▸ Directions for this task
Copy the records below exactly, leaving out every picture.

=== Records for processing ===

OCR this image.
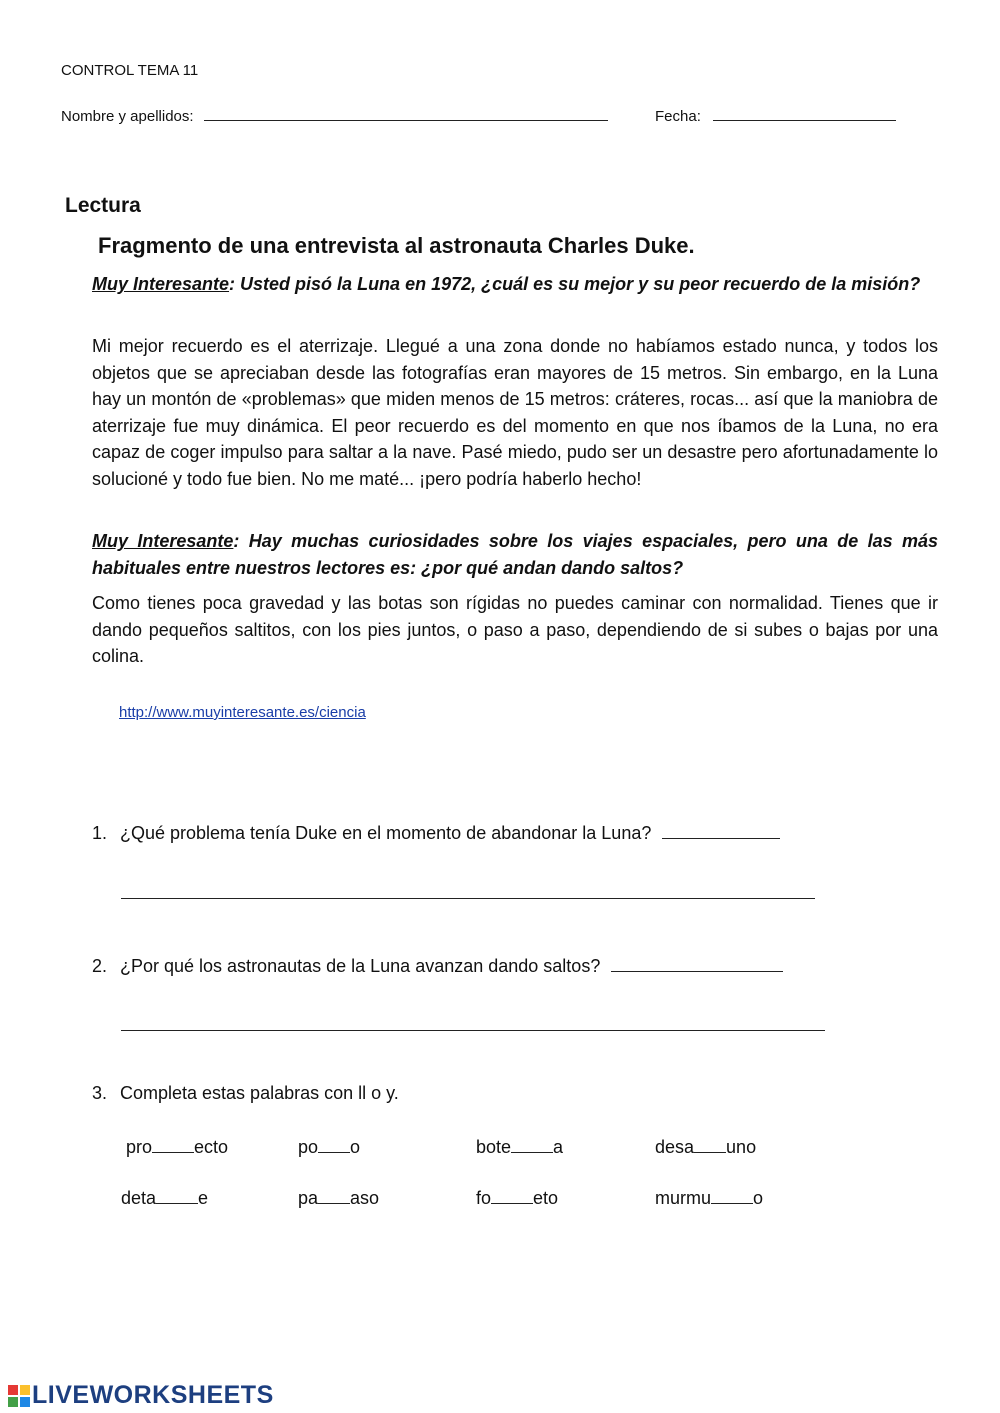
CONTROL TEMA 11
Nombre y apellidos:	Fecha:
Lectura
Fragmento de una entrevista al astronauta Charles Duke.
Muy Interesante: Usted pisó la Luna en 1972, ¿cuál es su mejor y su peor recuerdo de la misión?
Mi mejor recuerdo es el aterrizaje. Llegué a una zona donde no habíamos estado nunca, y todos los objetos que se apreciaban desde las fotografías eran mayores de 15 metros. Sin embargo, en la Luna hay un montón de «problemas» que miden menos de 15 metros: cráteres, rocas... así que la maniobra de aterrizaje fue muy dinámica. El peor recuerdo es del momento en que nos íbamos de la Luna, no era capaz de coger impulso para saltar a la nave. Pasé miedo, pudo ser un desastre pero afortunadamente lo solucioné y todo fue bien. No me maté... ¡pero podría haberlo hecho!
Muy Interesante: Hay muchas curiosidades sobre los viajes espaciales, pero una de las más habituales entre nuestros lectores es: ¿por qué andan dando saltos?
Como tienes poca gravedad y las botas son rígidas no puedes caminar con normalidad. Tienes que ir dando pequeños saltitos, con los pies juntos, o paso a paso, dependiendo de si subes o bajas por una colina.
http://www.muyinteresante.es/ciencia
1. ¿Qué problema tenía Duke en el momento de abandonar la Luna?
2. ¿Por qué los astronautas de la Luna avanzan dando saltos?
3. Completa estas palabras con ll o y.
pro ecto	po o	bote a	desa uno
deta e	pa aso	fo eto	murmu o
LIVEWORKSHEETS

===

▸ The answer
OCR this image.
CONTROL TEMA 11
Nombre y apellidos:	Fecha:
Lectura
Fragmento de una entrevista al astronauta Charles Duke.
Muy Interesante: Usted pisó la Luna en 1972, ¿cuál es su mejor y su peor recuerdo de la misión?
Mi mejor recuerdo es el aterrizaje. Llegué a una zona donde no habíamos estado nunca, y todos los objetos que se apreciaban desde las fotografías eran mayores de 15 metros. Sin embargo, en la Luna hay un montón de «problemas» que miden menos de 15 metros: cráteres, rocas... así que la maniobra de aterrizaje fue muy dinámica. El peor recuerdo es del momento en que nos íbamos de la Luna, no era capaz de coger impulso para saltar a la nave. Pasé miedo, pudo ser un desastre pero afortunadamente lo solucioné y todo fue bien. No me maté... ¡pero podría haberlo hecho!
Muy Interesante: Hay muchas curiosidades sobre los viajes espaciales, pero una de las más habituales entre nuestros lectores es: ¿por qué andan dando saltos?
Como tienes poca gravedad y las botas son rígidas no puedes caminar con normalidad. Tienes que ir dando pequeños saltitos, con los pies juntos, o paso a paso, dependiendo de si subes o bajas por una colina.
http://www.muyinteresante.es/ciencia
1. ¿Qué problema tenía Duke en el momento de abandonar la Luna?
2. ¿Por qué los astronautas de la Luna avanzan dando saltos?
3. Completa estas palabras con ll o y.
pro ecto	po o	bote a	desa uno
deta e	pa aso	fo eto	murmu o
LIVEWORKSHEETS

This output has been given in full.